START DATA PROVIDED

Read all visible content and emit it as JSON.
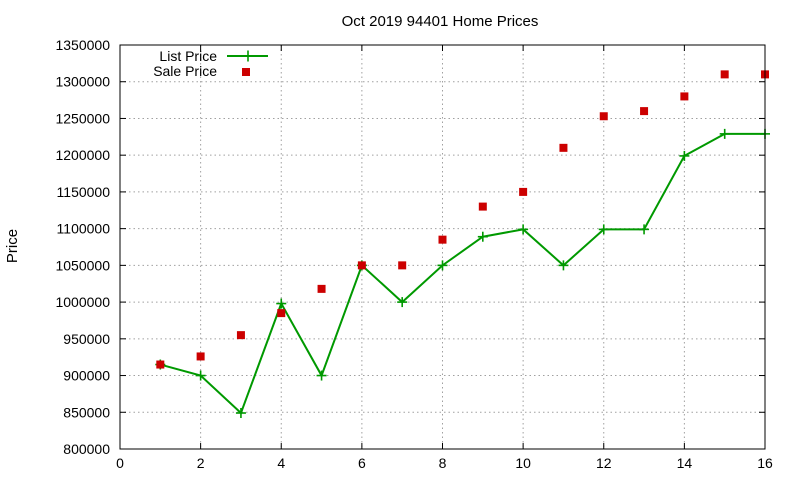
{
  "chart_data": {
    "type": "line",
    "title": "Oct 2019 94401 Home Prices",
    "xlabel": "",
    "ylabel": "Price",
    "xlim": [
      0,
      16
    ],
    "ylim": [
      800000,
      1350000
    ],
    "x_ticks": [
      0,
      2,
      4,
      6,
      8,
      10,
      12,
      14,
      16
    ],
    "y_ticks": [
      800000,
      850000,
      900000,
      950000,
      1000000,
      1050000,
      1100000,
      1150000,
      1200000,
      1250000,
      1300000,
      1350000
    ],
    "x_tick_labels": [
      "0",
      "2",
      "4",
      "6",
      "8",
      "10",
      "12",
      "14",
      "16"
    ],
    "y_tick_labels": [
      "800000",
      "850000",
      "900000",
      "950000",
      "1000000",
      "1050000",
      "1100000",
      "1150000",
      "1200000",
      "1250000",
      "1300000",
      "1350000"
    ],
    "grid": true,
    "legend_position": "top-left",
    "x": [
      1,
      2,
      3,
      4,
      5,
      6,
      7,
      8,
      9,
      10,
      11,
      12,
      13,
      14,
      15,
      16
    ],
    "series": [
      {
        "name": "List Price",
        "style": "line-with-plus-markers",
        "color": "#009900",
        "values": [
          915000,
          900000,
          849000,
          998000,
          900000,
          1050000,
          1000000,
          1050000,
          1089000,
          1099000,
          1050000,
          1099000,
          1099000,
          1199000,
          1229000,
          1229000
        ]
      },
      {
        "name": "Sale Price",
        "style": "square-markers",
        "color": "#cc0000",
        "values": [
          915000,
          926000,
          955000,
          985000,
          1018000,
          1050000,
          1050000,
          1085000,
          1130000,
          1150000,
          1210000,
          1253000,
          1260000,
          1280000,
          1310000,
          1310000
        ]
      }
    ]
  }
}
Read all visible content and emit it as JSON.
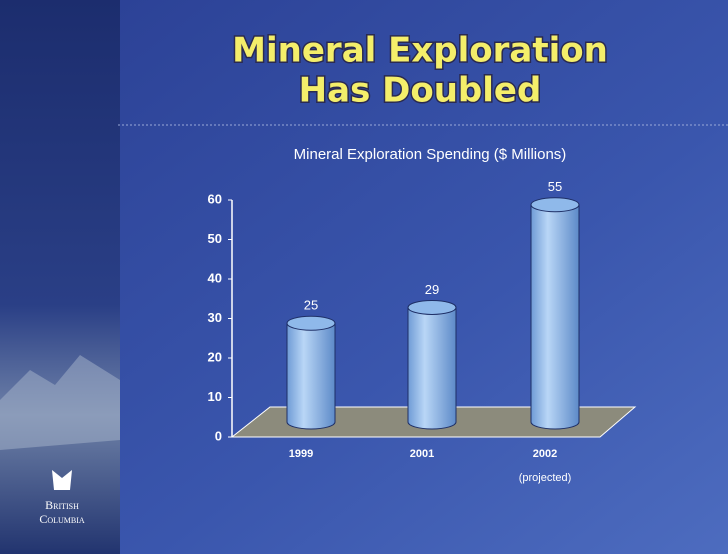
{
  "chart_data": {
    "type": "bar",
    "title": [
      "Mineral Exploration",
      "Has Doubled"
    ],
    "subtitle": "Mineral Exploration Spending ($ Millions)",
    "categories": [
      "1999",
      "2001",
      "2002"
    ],
    "category_notes": [
      null,
      null,
      "(projected)"
    ],
    "values": [
      25,
      29,
      55
    ],
    "color": "#8fb9ea",
    "ylim": [
      0,
      60
    ],
    "yticks": [
      0,
      10,
      20,
      30,
      40,
      50,
      60
    ],
    "grid": false
  },
  "logo": {
    "line1": "British",
    "line2": "Columbia"
  }
}
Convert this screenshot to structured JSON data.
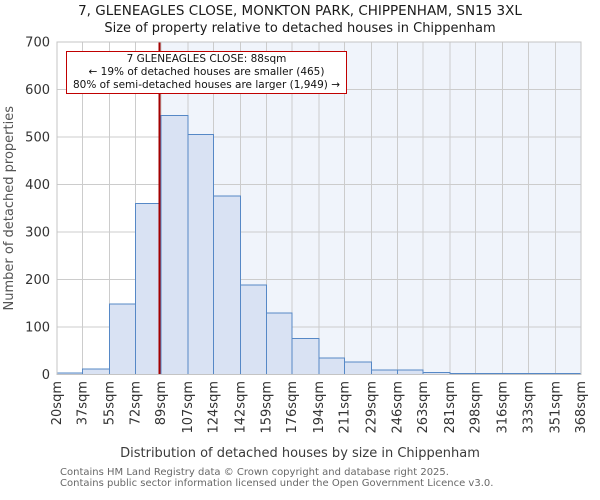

END DATA PROVIDED

CHALLENGE
Show the lines of the data that hold the word "style".

RESPONSE TO THIS EXERCISE
        "style": "line-with-plus-markers",
        "style": "square-markers",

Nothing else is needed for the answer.